**JOB:** Find every line of the listing below where "popular" appears, and copy it.

::: LISTED ENTRIES :::

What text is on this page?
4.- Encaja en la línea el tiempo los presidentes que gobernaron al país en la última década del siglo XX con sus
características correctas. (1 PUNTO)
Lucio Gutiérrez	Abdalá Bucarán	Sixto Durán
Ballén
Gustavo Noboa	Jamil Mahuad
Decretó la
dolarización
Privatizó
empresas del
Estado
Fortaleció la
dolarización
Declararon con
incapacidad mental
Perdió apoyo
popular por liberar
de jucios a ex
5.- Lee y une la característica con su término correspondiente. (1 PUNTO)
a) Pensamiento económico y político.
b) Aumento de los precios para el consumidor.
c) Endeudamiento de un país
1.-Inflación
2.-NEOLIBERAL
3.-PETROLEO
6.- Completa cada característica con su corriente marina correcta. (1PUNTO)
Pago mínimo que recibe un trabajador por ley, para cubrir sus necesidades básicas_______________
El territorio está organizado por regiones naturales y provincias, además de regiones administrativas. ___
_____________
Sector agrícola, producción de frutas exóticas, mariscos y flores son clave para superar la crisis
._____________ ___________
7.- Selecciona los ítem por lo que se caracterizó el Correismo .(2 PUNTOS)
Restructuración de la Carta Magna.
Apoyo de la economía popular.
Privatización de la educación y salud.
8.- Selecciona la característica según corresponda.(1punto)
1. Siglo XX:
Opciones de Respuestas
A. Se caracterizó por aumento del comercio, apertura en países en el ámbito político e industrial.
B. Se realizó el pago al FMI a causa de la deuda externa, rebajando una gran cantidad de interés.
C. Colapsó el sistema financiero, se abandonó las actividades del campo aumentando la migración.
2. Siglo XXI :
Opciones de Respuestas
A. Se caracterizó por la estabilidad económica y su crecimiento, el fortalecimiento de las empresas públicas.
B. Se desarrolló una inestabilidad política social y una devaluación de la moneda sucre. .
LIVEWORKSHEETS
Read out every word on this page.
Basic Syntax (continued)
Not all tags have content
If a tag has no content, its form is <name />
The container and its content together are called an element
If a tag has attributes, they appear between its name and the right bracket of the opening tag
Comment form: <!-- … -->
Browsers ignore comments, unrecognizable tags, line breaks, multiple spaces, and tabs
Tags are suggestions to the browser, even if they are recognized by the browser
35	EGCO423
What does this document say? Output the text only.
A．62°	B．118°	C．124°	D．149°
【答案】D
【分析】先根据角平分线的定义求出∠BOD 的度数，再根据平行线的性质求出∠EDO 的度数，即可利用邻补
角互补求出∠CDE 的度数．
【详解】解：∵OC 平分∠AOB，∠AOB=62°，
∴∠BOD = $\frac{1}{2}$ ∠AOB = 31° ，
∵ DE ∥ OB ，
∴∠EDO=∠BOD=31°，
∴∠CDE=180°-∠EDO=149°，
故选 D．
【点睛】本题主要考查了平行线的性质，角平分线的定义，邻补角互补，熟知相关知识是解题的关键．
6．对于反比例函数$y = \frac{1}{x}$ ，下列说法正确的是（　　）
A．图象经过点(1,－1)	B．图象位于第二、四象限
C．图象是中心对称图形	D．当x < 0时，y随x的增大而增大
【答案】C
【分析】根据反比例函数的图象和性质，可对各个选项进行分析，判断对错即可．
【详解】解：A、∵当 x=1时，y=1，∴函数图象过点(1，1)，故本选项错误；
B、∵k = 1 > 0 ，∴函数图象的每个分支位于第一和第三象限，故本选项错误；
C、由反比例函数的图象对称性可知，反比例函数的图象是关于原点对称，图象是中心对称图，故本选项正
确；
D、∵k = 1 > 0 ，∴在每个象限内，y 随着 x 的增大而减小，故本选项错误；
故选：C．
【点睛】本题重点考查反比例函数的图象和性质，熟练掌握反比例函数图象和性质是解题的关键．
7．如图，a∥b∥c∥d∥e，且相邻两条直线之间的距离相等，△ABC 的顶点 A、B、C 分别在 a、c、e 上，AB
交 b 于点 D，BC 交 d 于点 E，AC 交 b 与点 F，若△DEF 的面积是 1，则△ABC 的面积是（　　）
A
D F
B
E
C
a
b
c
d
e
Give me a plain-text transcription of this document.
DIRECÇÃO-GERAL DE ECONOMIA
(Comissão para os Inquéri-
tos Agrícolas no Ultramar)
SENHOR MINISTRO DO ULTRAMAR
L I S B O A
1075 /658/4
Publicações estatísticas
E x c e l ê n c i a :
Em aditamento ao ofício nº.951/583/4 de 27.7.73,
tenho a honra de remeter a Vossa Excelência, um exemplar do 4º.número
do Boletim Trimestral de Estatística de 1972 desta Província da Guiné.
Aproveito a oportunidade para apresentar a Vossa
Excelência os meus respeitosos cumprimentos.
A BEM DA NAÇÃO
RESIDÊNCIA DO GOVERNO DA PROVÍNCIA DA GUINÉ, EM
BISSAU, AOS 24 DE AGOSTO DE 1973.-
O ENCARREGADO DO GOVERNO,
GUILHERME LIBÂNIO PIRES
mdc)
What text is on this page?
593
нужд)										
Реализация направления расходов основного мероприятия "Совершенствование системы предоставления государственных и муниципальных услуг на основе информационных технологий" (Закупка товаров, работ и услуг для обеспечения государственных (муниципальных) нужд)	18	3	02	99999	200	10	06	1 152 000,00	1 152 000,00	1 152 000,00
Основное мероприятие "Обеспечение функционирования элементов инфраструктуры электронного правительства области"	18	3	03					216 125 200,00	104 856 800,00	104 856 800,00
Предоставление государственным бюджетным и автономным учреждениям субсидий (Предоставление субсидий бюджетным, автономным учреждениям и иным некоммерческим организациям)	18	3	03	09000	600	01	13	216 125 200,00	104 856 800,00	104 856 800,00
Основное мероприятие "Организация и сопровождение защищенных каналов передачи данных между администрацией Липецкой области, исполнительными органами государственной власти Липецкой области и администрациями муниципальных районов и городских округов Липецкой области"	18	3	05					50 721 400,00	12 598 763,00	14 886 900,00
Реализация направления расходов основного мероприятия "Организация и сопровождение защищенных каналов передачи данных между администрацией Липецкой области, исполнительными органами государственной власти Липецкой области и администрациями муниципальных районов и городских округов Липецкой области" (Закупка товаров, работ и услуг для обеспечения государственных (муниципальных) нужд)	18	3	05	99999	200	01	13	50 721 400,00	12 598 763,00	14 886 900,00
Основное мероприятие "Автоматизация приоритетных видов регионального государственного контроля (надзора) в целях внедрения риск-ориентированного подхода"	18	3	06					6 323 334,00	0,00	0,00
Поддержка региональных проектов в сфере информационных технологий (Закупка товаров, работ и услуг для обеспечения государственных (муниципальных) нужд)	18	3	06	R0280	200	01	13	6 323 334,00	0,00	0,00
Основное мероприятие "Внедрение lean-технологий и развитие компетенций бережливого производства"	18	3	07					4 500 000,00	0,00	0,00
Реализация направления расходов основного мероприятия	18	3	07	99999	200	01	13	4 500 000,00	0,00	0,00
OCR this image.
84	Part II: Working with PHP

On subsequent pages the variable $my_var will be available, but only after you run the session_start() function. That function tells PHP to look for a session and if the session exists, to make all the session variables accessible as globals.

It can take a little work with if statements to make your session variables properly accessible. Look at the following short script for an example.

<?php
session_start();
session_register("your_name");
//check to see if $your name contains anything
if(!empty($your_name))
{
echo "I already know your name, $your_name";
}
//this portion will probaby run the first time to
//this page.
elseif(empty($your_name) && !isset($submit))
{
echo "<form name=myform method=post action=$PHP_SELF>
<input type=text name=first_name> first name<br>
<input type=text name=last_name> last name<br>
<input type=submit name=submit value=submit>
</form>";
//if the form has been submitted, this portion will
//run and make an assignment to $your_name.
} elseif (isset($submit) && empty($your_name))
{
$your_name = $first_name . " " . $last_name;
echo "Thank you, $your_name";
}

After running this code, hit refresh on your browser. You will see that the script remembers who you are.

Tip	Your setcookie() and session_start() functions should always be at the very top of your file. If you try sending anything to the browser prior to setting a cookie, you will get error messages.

:::

**EXPECTED ANSWER:**
popular por liberar
Apoyo de la economía popular.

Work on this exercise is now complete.